→ **页面正文**:
--------------------------------------------------

飞轮电池磁悬浮控制系统的仿真和实验研究

提出了一种用于飞轮电池的电磁和永磁混合磁悬浮轴承设计方案，其轴向位移由电磁铁主动控制，其余自由度由永磁铁以吸力方式给以约束，同时由永磁铁提供电磁控制的偏置磁场。对电磁力和永磁力进行了有限元计算和线性化，建立了磁悬浮控制系统的模型。对系统在不同的PID控制器参数下。受到阶跃扰动力的位移响应进行了仿真。采用上述磁悬浮方案和PID控制器，完成了一个单自由度磁悬浮实验，洲试了飞轮转子轴向脉冲力位移响应．实验结果证实上述磁悬浮方案和控制器能够实现飞轮转子的稳定悬浮。

Simulation and Experiment of Maglev Control System for Flywheel Battery

A hybrid magnetic bearing for the flywheel battery was proposed which incorporated both the electromagnetic control and permanent magnets, namely, the flywheel's axial freedom was actively controlled by electromagnet while the other DOFs were restricted by the permanent magnets in attractive mode, simultanoeusly, the permanent magnets also provided the bias flux for electromagnetic control. After the magnetic force was computed and linearized by Finite Element Analysis, the maglev system was modeled and then simulated in response to a impulse force under different PID controller parameters. Using the above maglev design and PID controller, an 1-DOF maglev experiment was successfully implemnted and the axial displacement response to a impulse force was tested. The experimental results show that the proposed maglev design and PID controller can make the flywheel rotor suspend stalbly.

--------------------------------------------------

已存储的数据集条目
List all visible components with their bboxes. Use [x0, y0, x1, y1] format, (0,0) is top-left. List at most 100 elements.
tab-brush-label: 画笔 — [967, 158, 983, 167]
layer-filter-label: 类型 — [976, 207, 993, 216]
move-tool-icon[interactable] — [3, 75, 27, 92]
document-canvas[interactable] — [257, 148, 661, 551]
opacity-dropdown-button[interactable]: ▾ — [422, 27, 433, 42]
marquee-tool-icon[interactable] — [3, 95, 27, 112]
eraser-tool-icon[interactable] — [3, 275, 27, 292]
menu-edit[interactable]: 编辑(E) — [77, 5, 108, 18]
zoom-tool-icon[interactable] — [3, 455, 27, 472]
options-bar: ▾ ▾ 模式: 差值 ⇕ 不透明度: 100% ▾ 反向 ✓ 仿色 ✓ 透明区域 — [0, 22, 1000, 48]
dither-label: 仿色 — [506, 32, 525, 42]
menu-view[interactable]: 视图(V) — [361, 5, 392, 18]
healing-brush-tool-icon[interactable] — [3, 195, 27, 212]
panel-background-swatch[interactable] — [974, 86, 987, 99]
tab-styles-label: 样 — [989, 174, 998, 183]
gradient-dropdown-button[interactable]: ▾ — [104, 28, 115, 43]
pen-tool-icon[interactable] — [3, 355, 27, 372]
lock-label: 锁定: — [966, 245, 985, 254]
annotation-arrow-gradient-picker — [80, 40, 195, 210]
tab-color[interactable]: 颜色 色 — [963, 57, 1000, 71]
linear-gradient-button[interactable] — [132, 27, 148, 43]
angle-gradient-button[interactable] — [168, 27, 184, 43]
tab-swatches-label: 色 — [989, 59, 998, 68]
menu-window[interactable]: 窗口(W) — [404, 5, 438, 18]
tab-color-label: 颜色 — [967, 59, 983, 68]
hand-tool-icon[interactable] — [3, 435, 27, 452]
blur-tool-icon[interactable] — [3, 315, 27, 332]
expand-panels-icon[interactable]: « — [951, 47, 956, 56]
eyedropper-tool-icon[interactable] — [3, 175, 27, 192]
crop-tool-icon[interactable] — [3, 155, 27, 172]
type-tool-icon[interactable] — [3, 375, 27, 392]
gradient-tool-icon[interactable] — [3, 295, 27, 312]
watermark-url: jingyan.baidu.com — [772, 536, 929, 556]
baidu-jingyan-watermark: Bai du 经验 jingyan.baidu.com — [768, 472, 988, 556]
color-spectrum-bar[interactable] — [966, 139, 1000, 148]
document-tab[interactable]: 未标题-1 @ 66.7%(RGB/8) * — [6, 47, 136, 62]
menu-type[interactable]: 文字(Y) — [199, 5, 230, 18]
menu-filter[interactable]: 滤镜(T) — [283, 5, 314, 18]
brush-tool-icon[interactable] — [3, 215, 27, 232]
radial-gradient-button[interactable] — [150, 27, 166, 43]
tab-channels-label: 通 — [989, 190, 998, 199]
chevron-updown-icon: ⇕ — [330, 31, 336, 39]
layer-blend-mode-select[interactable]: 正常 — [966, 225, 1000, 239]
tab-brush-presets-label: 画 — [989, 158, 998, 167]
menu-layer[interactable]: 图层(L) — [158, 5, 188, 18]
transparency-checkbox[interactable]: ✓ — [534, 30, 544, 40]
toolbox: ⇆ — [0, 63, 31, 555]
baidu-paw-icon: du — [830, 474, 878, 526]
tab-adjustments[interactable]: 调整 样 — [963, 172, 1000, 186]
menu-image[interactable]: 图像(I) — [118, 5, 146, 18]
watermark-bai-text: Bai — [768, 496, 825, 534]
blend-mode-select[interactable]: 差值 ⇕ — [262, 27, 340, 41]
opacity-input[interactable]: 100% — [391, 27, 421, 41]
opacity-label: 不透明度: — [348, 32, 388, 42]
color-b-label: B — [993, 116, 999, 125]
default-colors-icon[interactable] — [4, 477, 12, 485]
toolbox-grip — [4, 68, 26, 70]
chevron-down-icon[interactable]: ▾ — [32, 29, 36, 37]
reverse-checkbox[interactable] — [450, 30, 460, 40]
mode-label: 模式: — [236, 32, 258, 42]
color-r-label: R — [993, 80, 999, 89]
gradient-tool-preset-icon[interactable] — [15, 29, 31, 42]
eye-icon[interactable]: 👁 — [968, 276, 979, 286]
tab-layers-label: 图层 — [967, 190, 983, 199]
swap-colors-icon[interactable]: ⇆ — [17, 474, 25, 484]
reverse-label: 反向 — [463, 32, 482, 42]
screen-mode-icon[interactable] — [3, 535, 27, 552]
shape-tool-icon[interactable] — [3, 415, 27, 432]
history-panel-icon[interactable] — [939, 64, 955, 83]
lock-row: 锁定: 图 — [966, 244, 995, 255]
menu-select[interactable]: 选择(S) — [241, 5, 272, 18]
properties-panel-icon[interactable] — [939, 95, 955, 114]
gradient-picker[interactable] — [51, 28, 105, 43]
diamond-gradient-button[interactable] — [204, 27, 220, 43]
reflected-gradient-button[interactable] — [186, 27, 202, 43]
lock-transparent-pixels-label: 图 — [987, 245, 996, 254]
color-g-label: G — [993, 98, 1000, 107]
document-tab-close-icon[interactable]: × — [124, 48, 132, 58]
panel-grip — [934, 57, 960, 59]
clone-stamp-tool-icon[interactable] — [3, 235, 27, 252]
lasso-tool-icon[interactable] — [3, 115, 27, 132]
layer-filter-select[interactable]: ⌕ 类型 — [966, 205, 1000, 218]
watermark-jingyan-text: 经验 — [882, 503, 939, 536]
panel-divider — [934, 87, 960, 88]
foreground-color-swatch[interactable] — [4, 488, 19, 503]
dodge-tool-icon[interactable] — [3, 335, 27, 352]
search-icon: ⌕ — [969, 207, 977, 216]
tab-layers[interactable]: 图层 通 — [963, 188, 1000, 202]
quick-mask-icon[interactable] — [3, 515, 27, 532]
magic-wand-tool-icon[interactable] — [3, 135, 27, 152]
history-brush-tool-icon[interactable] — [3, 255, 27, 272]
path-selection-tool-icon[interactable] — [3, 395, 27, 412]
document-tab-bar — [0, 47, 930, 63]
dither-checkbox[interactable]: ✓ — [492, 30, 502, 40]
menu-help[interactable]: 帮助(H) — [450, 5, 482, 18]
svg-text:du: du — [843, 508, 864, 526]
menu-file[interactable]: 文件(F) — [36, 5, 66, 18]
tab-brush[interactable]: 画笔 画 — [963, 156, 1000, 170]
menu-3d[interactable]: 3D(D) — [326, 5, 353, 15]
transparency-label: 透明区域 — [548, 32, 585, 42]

--------------------------------------------------

→ **问题**:
**a)** 将页面正文中以"提出了一种用于飞轮电池的"开头的整段改写为要点列表，保留其主要事实。
**b)** 照原文抄录页面正文中从"提出了一种用于飞轮电池的电磁"到"能够实现飞轮转子的稳定悬浮。"之间的内容，首尾两处均包括在内。

→ **各题答案**:
**a)**
- 方案：为飞轮电池设计了一种电磁与永磁混合的磁悬浮轴承。
- 控制方式：轴向位移由电磁铁主动控制；其余自由度由永磁铁以吸力方式约束。永磁铁同时为电磁控制提供偏置磁场。
- 建模：对电磁力和永磁力进行了有限元计算和线性化，并建立了磁悬浮控制系统模型。
- 仿真：模拟了系统在不同PID控制器参数下受到阶跃扰动力时的位移响应。
- 实验：采用该方案和PID控制器完成了单自由度磁悬浮实验，测得飞轮转子在轴向脉冲力作用下的位移响应。
- 结论：该方案和控制器能够实现飞轮转子的稳定悬浮。

**b)**
提出了一种用于飞轮电池的电磁和永磁混合磁悬浮轴承设计方案，其轴向位移由电磁铁主动控制，其余自由度由永磁铁以吸力方式给以约束，同时由永磁铁提供电磁控制的偏置磁场。对电磁力和永磁力进行了有限元计算和线性化，建立了磁悬浮控制系统的模型。对系统在不同的PID控制器参数下。受到阶跃扰动力的位移响应进行了仿真。采用上述磁悬浮方案和PID控制器，完成了一个单自由度磁悬浮实验，洲试了飞轮转子轴向脉冲力位移响应．实验结果证实上述磁悬浮方案和控制器能够实现飞轮转子的稳定悬浮。